'''

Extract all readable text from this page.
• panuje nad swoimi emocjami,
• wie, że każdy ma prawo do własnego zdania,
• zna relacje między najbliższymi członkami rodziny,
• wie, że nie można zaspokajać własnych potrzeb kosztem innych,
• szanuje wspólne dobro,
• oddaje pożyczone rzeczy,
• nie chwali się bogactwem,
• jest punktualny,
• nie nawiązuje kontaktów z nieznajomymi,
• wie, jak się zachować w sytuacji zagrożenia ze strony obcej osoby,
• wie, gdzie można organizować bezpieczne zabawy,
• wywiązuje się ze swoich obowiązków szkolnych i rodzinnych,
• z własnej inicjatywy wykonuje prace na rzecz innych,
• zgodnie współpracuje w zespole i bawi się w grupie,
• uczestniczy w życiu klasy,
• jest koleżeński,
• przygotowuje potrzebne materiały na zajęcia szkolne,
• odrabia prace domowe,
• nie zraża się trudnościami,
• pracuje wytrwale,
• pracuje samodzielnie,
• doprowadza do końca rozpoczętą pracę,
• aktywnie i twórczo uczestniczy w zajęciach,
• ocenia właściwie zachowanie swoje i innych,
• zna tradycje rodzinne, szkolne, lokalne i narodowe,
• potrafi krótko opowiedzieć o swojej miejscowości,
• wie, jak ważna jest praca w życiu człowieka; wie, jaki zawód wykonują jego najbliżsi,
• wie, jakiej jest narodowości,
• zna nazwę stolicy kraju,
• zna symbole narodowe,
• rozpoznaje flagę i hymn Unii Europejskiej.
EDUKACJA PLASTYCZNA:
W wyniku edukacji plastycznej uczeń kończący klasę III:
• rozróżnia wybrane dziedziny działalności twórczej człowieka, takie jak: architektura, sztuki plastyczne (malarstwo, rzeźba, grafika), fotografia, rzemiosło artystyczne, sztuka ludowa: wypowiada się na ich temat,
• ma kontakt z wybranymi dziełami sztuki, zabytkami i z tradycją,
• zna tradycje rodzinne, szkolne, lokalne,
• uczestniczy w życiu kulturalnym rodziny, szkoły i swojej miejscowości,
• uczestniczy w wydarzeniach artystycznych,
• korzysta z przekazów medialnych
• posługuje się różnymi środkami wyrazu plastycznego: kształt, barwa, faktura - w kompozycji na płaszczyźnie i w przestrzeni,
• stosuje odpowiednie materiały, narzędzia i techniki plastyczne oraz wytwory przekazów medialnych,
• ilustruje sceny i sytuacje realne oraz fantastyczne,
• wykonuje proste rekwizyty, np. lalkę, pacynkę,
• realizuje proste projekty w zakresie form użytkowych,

'''

Given exercise.
Select all lines in the listing above where the word "miejscowości" appears, and show them.

Solution.
• potrafi krótko opowiedzieć o swojej miejscowości,
• uczestniczy w życiu kulturalnym rodziny, szkoły i swojej miejscowości,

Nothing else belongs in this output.